*Consigne A*. D'après le texte, pourquoi la commission des Lois a-t-elle refusé d'abaisser à 18 ans l'âge d'éligibilité du président de la République ? Répondez en une à trois phrases.
*Consigne B*. Prolongez le texte sur l'âge d'éligibilité présidentielle et le réexamen des comptes de campagne à partir de sa dernière phrase.

*Texte*.
=-=-=

D. L'ÂGE D'ÉLIGIBILITÉ À LA PRÉSIDENCE DE LA RÉPUBLIQUE

Votre commission des Lois n'a pas accepté l'abaissement à 18 ans de l'âge d'éligibilité du président de la République, dont l'initiative a été prise par l'Assemblée nationale ( article 2 ).

On peut, tout d'abord, s'interroger sur l'intérêt pratique d'une telle mesure, qui ne semble pas figurer parmi les préoccupations des jeunes concernés, quand M.  Bernard Roman, président de la commission des Lois, demande, au cours de l'examen du texte à l'Assemblée nationale : " qui peut croire que quelqu'un sera candidat à 18 ans ? ".

Il a estimé que " pour pouvoir attendre (de la jeunesse), dès l'âge de 18 ans, un comportement citoyen , il était normal de lui conférer, en contrepartie , tous les droits politiques auxquels elle peut légitimement prétendre ", comme si ce comportement devait être conditionné et l'était, dans l'esprit des intéressés, par l'éligibilité à la présidence de la République.

Votre commission des Lois conteste que l'âge d'éligibilité du président de la République doivent être aligné sur celui applicable aux mandats locaux.

N'est-il pas surprenant au contraire d'accréditer l'idée selon laquelle le jour même où le citoyen accède au droit de vote, il est en capacité d'exercer les fonctions de président de la République ? Est-il responsable de proposer une telle disposition alors que l'obligation de parrainage la rend largement illusoire ?

E. LE RÉEXAMEN DES COMPTES DE CAMPAGNE APRÈS LEUR APPROBATION PAR LE CONSEIL CONSTITUTIONNEL

Enfin, votre commission des Lois s'est opposée à la procédure, dont l'Assemblée nationale a pris l'initiative, qui permettrait un réexamen des comptes de campagne dans un délai de trois ans après la décision du Conseil constitutionnel ayant approuvé ces comptes ( article 3 bis ).

=-=-=

*Informations extraites*.
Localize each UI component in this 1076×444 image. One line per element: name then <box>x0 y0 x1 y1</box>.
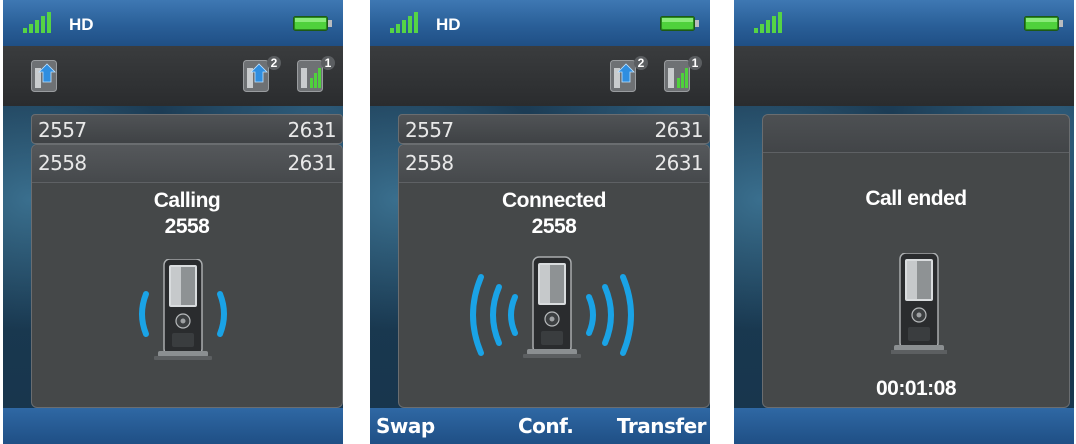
softkey-bar <box>734 408 1074 444</box>
call-number: 2558 <box>405 151 454 175</box>
hd-label: HD <box>436 15 461 34</box>
panel-header <box>763 115 1069 153</box>
handset-connected-icon <box>470 256 634 359</box>
call-number: 2558 <box>38 151 87 175</box>
status-bar: HD <box>370 0 710 46</box>
active-call-panel: 2558 2631 Calling 2558 <box>31 144 343 408</box>
line-action-bar <box>734 46 1074 106</box>
call-row[interactable]: 2558 2631 <box>32 145 342 183</box>
call-line: 2631 <box>654 151 704 175</box>
call-line: 2631 <box>654 118 704 142</box>
battery-full-icon <box>293 16 333 31</box>
handset-ringing-icon <box>139 259 227 361</box>
call-status: Connected <box>501 189 607 212</box>
call-row[interactable]: 2557 2631 <box>398 114 710 144</box>
call-number: 2557 <box>405 118 454 142</box>
handset-icon <box>891 253 947 355</box>
signal-strength-icon <box>754 12 782 33</box>
call-ended-panel: Call ended 00:01:08 <box>762 114 1070 408</box>
call-number-large: 2558 <box>164 215 210 238</box>
line-badge: 2 <box>634 56 648 70</box>
call-row[interactable]: 2557 2631 <box>31 114 343 144</box>
line-signal-icon[interactable] <box>664 60 690 92</box>
hd-label: HD <box>69 15 94 34</box>
call-list: 2557 2631 <box>31 114 343 144</box>
handset-screen-connected: HD 2 1 2557 2631 2558 2631 Connected 255… <box>370 0 710 444</box>
call-status: Call ended <box>865 187 967 210</box>
call-number: 2557 <box>38 118 87 142</box>
line-arrow-icon[interactable] <box>243 60 269 92</box>
swap-softkey[interactable]: Swap <box>376 414 435 438</box>
line-arrow-icon[interactable] <box>610 60 636 92</box>
transfer-softkey[interactable]: Transfer <box>617 414 707 438</box>
line-badge: 2 <box>267 56 281 70</box>
call-line: 2631 <box>287 151 337 175</box>
softkey-bar <box>3 408 343 444</box>
call-number-large: 2558 <box>531 215 577 238</box>
call-status: Calling <box>153 189 221 212</box>
active-call-panel: 2558 2631 Connected 2558 <box>398 144 710 408</box>
line-arrow-icon[interactable] <box>31 60 57 92</box>
status-bar: HD <box>3 0 343 46</box>
handset-screen-call-ended: Call ended 00:01:08 <box>734 0 1074 444</box>
call-duration: 00:01:08 <box>875 377 957 400</box>
handset-screen-calling: HD 2 1 2557 2631 2558 2631 Calling 2558 <box>3 0 343 444</box>
line-action-bar: 2 1 <box>370 46 710 106</box>
signal-strength-icon <box>23 12 51 33</box>
signal-strength-icon <box>390 12 418 33</box>
status-bar <box>734 0 1074 46</box>
line-action-bar: 2 1 <box>3 46 343 106</box>
line-badge: 1 <box>688 56 702 70</box>
battery-full-icon <box>1024 16 1064 31</box>
conference-softkey[interactable]: Conf. <box>518 414 574 438</box>
call-line: 2631 <box>287 118 337 142</box>
call-list: 2557 2631 <box>398 114 710 144</box>
line-signal-icon[interactable] <box>297 60 323 92</box>
call-row[interactable]: 2558 2631 <box>399 145 709 183</box>
battery-full-icon <box>660 16 700 31</box>
softkey-bar: Swap Conf. Transfer <box>370 408 710 444</box>
line-badge: 1 <box>321 56 335 70</box>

=-=-=

*Résultat A*. La commission doute d'abord de l'intérêt pratique de la mesure. Celle-ci ne semble pas figurer parmi les préoccupations des jeunes concernés, et le président de la commission des Lois de l'Assemblée nationale a lui-même demandé qui pouvait croire que quelqu'un serait candidat à 18 ans. Elle conteste aussi l'alignement sur l'âge retenu pour les mandats locaux, juge surprenant qu'un citoyen soit réputé capable d'exercer la fonction présidentielle le jour même où il accède au droit de vote, et estime que l'obligation de parrainage rend la mesure largement illusoire.

*Résultat B*.
Il convient comme l'a fait M. Daniel Vaillant, ministre de l'Intérieur devant l'Assemblée nationale, de s'interroger sur la constitutionnalité du dispositif proposé au regard du second alinéa de l'article 62 de la Constitution 7 ( * ) .

Ne s'agirait-il pas, dans les faits, d'une remise en cause une décision du Conseil constitutionnel, ce qui est pourtant formellement exclu par l'article 62 de la Constitution.

S'agirait-il d'une autosaisine du Conseil constitutionnel, conditionnée par la simple transmission d'une information par une juridiction ?

Il est douteux que le Conseil constitutionnel reconnaisse au législateur organique le droit de créer un nouveau cas de saisine de la Haute juridiction, y compris à son bénéfice.

On sait, en effet, que le Conseil constitutionnel apprécie de manière stricte ses propres compétences 8 ( * ) .

Ne s'agirait-il pas d'une communication faite par un Parquet dans la perspective d'une éventuelle remise en cause d'une décision du Conseil constitutionnel, qui pourtant " s'impose " à toutes les autorités juridictionnelles ?

Il est vrai que, s'agissant d'un projet de loi organique, le Conseil constitutionnel sera obligatoirement saisi, conformément à l'article 61 de la Constitution pour examen de sa conformité à la Constitution.

Votre commission des Lois a considéré qu'il convenait sans aucun doute de clarifier la législation sur les comptes de campagne et d'améliorer les conditions dans lesquelles le Conseil constitutionnel doit exercer son contrôle, ce qui l'a conduit à approuver la plupart des dispositions du projet de loi organique initial.

Elle a estimé, en revanche, que toute décision prise par le Conseil constitutionnel devait être définitive, conformément à l'article 62 de la Constitution.

En conséquence, votre commission des Lois vous propose d'adopter le dispositif suivant :

1 - mise à jour des dispositions du code électoral applicables à l'élection présidentielle . Votre commission des Lois a complété cette actualisation par des dispositions relatives à l'outre-mer , insérées dans le code électoral par l'ordonnance n° 2000-350 du 19 avril 2000 portant actualisation et adaptation du droit électoral applicable outre-mer.

Cette mise à jour maintiendrait à 23 ans l'âge d'éligibilité du président de la République et comporterait l'adaptation de la valeur en euros des montants exprimés en francs dans les textes organiques relatifs à l'élection du président de la République (en particulier, montant du plafond de dépenses électorales), à compter du 1 er janvier 2002.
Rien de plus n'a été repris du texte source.